• Work instructions
Write out all of the data without omission, exactly as shown.

• Records to use
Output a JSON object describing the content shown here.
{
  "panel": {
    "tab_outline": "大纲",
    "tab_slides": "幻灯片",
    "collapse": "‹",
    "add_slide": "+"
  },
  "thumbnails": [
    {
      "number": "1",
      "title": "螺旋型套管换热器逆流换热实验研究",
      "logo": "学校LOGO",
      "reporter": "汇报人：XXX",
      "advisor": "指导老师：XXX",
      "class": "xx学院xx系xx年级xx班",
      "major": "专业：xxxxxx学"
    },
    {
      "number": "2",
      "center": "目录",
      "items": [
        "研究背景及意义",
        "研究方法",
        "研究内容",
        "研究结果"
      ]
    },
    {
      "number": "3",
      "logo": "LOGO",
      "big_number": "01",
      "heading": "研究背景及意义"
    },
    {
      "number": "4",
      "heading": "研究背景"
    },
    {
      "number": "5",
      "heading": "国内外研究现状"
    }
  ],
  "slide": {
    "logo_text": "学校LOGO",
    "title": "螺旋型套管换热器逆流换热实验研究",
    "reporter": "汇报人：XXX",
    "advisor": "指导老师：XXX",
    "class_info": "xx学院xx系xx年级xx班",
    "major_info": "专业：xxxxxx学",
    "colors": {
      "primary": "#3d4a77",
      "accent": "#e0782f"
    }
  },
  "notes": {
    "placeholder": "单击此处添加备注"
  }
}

• Full response
Output a JSON object describing the content shown here.
{
  "panel": {
    "tab_outline": "大纲",
    "tab_slides": "幻灯片",
    "collapse": "‹",
    "add_slide": "+"
  },
  "thumbnails": [
    {
      "number": "1",
      "title": "螺旋型套管换热器逆流换热实验研究",
      "logo": "学校LOGO",
      "reporter": "汇报人：XXX",
      "advisor": "指导老师：XXX",
      "class": "xx学院xx系xx年级xx班",
      "major": "专业：xxxxxx学"
    },
    {
      "number": "2",
      "center": "目录",
      "items": [
        "研究背景及意义",
        "研究方法",
        "研究内容",
        "研究结果"
      ]
    },
    {
      "number": "3",
      "logo": "LOGO",
      "big_number": "01",
      "heading": "研究背景及意义"
    },
    {
      "number": "4",
      "heading": "研究背景"
    },
    {
      "number": "5",
      "heading": "国内外研究现状"
    }
  ],
  "slide": {
    "logo_text": "学校LOGO",
    "title": "螺旋型套管换热器逆流换热实验研究",
    "reporter": "汇报人：XXX",
    "advisor": "指导老师：XXX",
    "class_info": "xx学院xx系xx年级xx班",
    "major_info": "专业：xxxxxx学",
    "colors": {
      "primary": "#3d4a77",
      "accent": "#e0782f"
    }
  },
  "notes": {
    "placeholder": "单击此处添加备注"
  }
}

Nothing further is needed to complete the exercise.